Dataset rows about figures
---*---

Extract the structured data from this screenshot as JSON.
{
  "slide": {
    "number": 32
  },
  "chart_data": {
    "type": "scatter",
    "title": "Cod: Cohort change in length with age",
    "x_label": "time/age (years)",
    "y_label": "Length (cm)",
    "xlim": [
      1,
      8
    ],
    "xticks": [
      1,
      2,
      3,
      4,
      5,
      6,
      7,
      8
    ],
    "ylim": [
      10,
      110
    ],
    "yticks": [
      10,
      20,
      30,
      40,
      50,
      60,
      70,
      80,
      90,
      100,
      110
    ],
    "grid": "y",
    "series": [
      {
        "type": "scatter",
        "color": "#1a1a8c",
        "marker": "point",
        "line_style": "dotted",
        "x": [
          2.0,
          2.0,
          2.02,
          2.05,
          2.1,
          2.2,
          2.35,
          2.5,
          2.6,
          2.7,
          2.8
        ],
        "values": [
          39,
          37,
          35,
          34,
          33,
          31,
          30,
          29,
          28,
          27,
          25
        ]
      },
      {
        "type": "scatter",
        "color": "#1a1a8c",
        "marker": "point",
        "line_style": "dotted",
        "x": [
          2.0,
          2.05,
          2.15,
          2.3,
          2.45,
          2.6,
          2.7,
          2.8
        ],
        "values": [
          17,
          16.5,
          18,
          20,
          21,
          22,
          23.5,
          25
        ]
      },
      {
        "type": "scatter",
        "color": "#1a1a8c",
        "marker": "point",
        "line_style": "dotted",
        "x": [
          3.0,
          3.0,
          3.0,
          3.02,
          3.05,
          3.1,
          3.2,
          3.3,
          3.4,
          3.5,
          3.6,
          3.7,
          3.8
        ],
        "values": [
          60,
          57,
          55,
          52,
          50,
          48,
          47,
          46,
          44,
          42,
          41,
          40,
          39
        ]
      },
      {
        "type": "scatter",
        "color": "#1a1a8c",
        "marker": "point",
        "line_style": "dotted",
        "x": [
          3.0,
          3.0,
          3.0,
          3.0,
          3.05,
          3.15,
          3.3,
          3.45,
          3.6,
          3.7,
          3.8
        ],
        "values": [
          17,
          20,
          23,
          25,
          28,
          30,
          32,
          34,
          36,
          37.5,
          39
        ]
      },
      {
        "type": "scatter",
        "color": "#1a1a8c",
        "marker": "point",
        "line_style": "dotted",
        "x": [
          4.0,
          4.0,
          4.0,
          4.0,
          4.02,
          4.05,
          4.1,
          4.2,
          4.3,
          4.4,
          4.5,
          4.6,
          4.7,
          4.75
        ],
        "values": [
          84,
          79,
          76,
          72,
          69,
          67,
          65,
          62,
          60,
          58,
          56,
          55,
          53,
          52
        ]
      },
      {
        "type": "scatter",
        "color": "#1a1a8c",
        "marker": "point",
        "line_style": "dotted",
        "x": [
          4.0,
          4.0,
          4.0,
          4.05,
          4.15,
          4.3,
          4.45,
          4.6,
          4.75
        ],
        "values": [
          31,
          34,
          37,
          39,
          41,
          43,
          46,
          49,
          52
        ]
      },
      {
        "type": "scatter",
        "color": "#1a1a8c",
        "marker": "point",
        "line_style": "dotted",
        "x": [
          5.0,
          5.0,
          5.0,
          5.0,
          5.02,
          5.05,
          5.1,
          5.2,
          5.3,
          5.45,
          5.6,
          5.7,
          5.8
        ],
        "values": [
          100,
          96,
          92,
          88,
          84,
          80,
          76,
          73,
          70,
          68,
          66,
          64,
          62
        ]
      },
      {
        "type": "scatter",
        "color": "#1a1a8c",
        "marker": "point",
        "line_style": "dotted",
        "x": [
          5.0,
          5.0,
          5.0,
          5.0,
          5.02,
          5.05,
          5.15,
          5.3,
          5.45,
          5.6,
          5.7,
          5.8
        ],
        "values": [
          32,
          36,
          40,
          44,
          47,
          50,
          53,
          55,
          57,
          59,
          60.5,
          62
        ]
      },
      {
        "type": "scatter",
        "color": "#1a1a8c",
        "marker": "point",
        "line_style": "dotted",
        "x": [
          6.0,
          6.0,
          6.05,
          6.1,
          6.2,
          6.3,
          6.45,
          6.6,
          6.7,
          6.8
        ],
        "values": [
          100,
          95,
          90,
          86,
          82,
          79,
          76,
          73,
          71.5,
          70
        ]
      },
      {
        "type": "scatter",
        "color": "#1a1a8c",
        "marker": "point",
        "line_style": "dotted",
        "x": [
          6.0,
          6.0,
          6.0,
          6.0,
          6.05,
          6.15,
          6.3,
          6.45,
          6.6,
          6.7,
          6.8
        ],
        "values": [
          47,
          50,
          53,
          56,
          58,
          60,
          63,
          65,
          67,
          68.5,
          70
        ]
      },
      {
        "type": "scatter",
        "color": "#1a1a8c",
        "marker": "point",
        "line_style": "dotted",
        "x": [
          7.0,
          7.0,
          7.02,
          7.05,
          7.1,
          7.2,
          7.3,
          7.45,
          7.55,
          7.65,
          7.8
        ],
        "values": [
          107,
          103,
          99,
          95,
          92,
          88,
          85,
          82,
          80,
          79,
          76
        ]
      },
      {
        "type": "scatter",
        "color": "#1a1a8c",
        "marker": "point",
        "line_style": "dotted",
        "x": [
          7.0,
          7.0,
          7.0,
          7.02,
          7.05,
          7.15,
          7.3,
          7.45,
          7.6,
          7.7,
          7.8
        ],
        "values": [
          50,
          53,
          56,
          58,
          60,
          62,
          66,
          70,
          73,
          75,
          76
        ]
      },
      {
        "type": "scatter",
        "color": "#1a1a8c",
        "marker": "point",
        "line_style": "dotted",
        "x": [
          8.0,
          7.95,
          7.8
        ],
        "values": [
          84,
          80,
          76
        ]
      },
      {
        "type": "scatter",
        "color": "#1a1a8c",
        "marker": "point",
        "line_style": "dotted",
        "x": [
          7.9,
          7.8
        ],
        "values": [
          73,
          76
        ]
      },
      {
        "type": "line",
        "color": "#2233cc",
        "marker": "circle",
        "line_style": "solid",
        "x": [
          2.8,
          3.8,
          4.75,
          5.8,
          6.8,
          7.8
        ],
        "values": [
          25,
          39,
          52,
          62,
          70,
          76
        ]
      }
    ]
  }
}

---*---

**Description of the task**.
Copy each record from above exactly, and include every line.

**Response for this exercise**.
Extract the structured data from this screenshot as JSON.
{
  "slide": {
    "number": 32
  },
  "chart_data": {
    "type": "scatter",
    "title": "Cod: Cohort change in length with age",
    "x_label": "time/age (years)",
    "y_label": "Length (cm)",
    "xlim": [
      1,
      8
    ],
    "xticks": [
      1,
      2,
      3,
      4,
      5,
      6,
      7,
      8
    ],
    "ylim": [
      10,
      110
    ],
    "yticks": [
      10,
      20,
      30,
      40,
      50,
      60,
      70,
      80,
      90,
      100,
      110
    ],
    "grid": "y",
    "series": [
      {
        "type": "scatter",
        "color": "#1a1a8c",
        "marker": "point",
        "line_style": "dotted",
        "x": [
          2.0,
          2.0,
          2.02,
          2.05,
          2.1,
          2.2,
          2.35,
          2.5,
          2.6,
          2.7,
          2.8
        ],
        "values": [
          39,
          37,
          35,
          34,
          33,
          31,
          30,
          29,
          28,
          27,
          25
        ]
      },
      {
        "type": "scatter",
        "color": "#1a1a8c",
        "marker": "point",
        "line_style": "dotted",
        "x": [
          2.0,
          2.05,
          2.15,
          2.3,
          2.45,
          2.6,
          2.7,
          2.8
        ],
        "values": [
          17,
          16.5,
          18,
          20,
          21,
          22,
          23.5,
          25
        ]
      },
      {
        "type": "scatter",
        "color": "#1a1a8c",
        "marker": "point",
        "line_style": "dotted",
        "x": [
          3.0,
          3.0,
          3.0,
          3.02,
          3.05,
          3.1,
          3.2,
          3.3,
          3.4,
          3.5,
          3.6,
          3.7,
          3.8
        ],
        "values": [
          60,
          57,
          55,
          52,
          50,
          48,
          47,
          46,
          44,
          42,
          41,
          40,
          39
        ]
      },
      {
        "type": "scatter",
        "color": "#1a1a8c",
        "marker": "point",
        "line_style": "dotted",
        "x": [
          3.0,
          3.0,
          3.0,
          3.0,
          3.05,
          3.15,
          3.3,
          3.45,
          3.6,
          3.7,
          3.8
        ],
        "values": [
          17,
          20,
          23,
          25,
          28,
          30,
          32,
          34,
          36,
          37.5,
          39
        ]
      },
      {
        "type": "scatter",
        "color": "#1a1a8c",
        "marker": "point",
        "line_style": "dotted",
        "x": [
          4.0,
          4.0,
          4.0,
          4.0,
          4.02,
          4.05,
          4.1,
          4.2,
          4.3,
          4.4,
          4.5,
          4.6,
          4.7,
          4.75
        ],
        "values": [
          84,
          79,
          76,
          72,
          69,
          67,
          65,
          62,
          60,
          58,
          56,
          55,
          53,
          52
        ]
      },
      {
        "type": "scatter",
        "color": "#1a1a8c",
        "marker": "point",
        "line_style": "dotted",
        "x": [
          4.0,
          4.0,
          4.0,
          4.05,
          4.15,
          4.3,
          4.45,
          4.6,
          4.75
        ],
        "values": [
          31,
          34,
          37,
          39,
          41,
          43,
          46,
          49,
          52
        ]
      },
      {
        "type": "scatter",
        "color": "#1a1a8c",
        "marker": "point",
        "line_style": "dotted",
        "x": [
          5.0,
          5.0,
          5.0,
          5.0,
          5.02,
          5.05,
          5.1,
          5.2,
          5.3,
          5.45,
          5.6,
          5.7,
          5.8
        ],
        "values": [
          100,
          96,
          92,
          88,
          84,
          80,
          76,
          73,
          70,
          68,
          66,
          64,
          62
        ]
      },
      {
        "type": "scatter",
        "color": "#1a1a8c",
        "marker": "point",
        "line_style": "dotted",
        "x": [
          5.0,
          5.0,
          5.0,
          5.0,
          5.02,
          5.05,
          5.15,
          5.3,
          5.45,
          5.6,
          5.7,
          5.8
        ],
        "values": [
          32,
          36,
          40,
          44,
          47,
          50,
          53,
          55,
          57,
          59,
          60.5,
          62
        ]
      },
      {
        "type": "scatter",
        "color": "#1a1a8c",
        "marker": "point",
        "line_style": "dotted",
        "x": [
          6.0,
          6.0,
          6.05,
          6.1,
          6.2,
          6.3,
          6.45,
          6.6,
          6.7,
          6.8
        ],
        "values": [
          100,
          95,
          90,
          86,
          82,
          79,
          76,
          73,
          71.5,
          70
        ]
      },
      {
        "type": "scatter",
        "color": "#1a1a8c",
        "marker": "point",
        "line_style": "dotted",
        "x": [
          6.0,
          6.0,
          6.0,
          6.0,
          6.05,
          6.15,
          6.3,
          6.45,
          6.6,
          6.7,
          6.8
        ],
        "values": [
          47,
          50,
          53,
          56,
          58,
          60,
          63,
          65,
          67,
          68.5,
          70
        ]
      },
      {
        "type": "scatter",
        "color": "#1a1a8c",
        "marker": "point",
        "line_style": "dotted",
        "x": [
          7.0,
          7.0,
          7.02,
          7.05,
          7.1,
          7.2,
          7.3,
          7.45,
          7.55,
          7.65,
          7.8
        ],
        "values": [
          107,
          103,
          99,
          95,
          92,
          88,
          85,
          82,
          80,
          79,
          76
        ]
      },
      {
        "type": "scatter",
        "color": "#1a1a8c",
        "marker": "point",
        "line_style": "dotted",
        "x": [
          7.0,
          7.0,
          7.0,
          7.02,
          7.05,
          7.15,
          7.3,
          7.45,
          7.6,
          7.7,
          7.8
        ],
        "values": [
          50,
          53,
          56,
          58,
          60,
          62,
          66,
          70,
          73,
          75,
          76
        ]
      },
      {
        "type": "scatter",
        "color": "#1a1a8c",
        "marker": "point",
        "line_style": "dotted",
        "x": [
          8.0,
          7.95,
          7.8
        ],
        "values": [
          84,
          80,
          76
        ]
      },
      {
        "type": "scatter",
        "color": "#1a1a8c",
        "marker": "point",
        "line_style": "dotted",
        "x": [
          7.9,
          7.8
        ],
        "values": [
          73,
          76
        ]
      },
      {
        "type": "line",
        "color": "#2233cc",
        "marker": "circle",
        "line_style": "solid",
        "x": [
          2.8,
          3.8,
          4.75,
          5.8,
          6.8,
          7.8
        ],
        "values": [
          25,
          39,
          52,
          62,
          70,
          76
        ]
      }
    ]
  }
}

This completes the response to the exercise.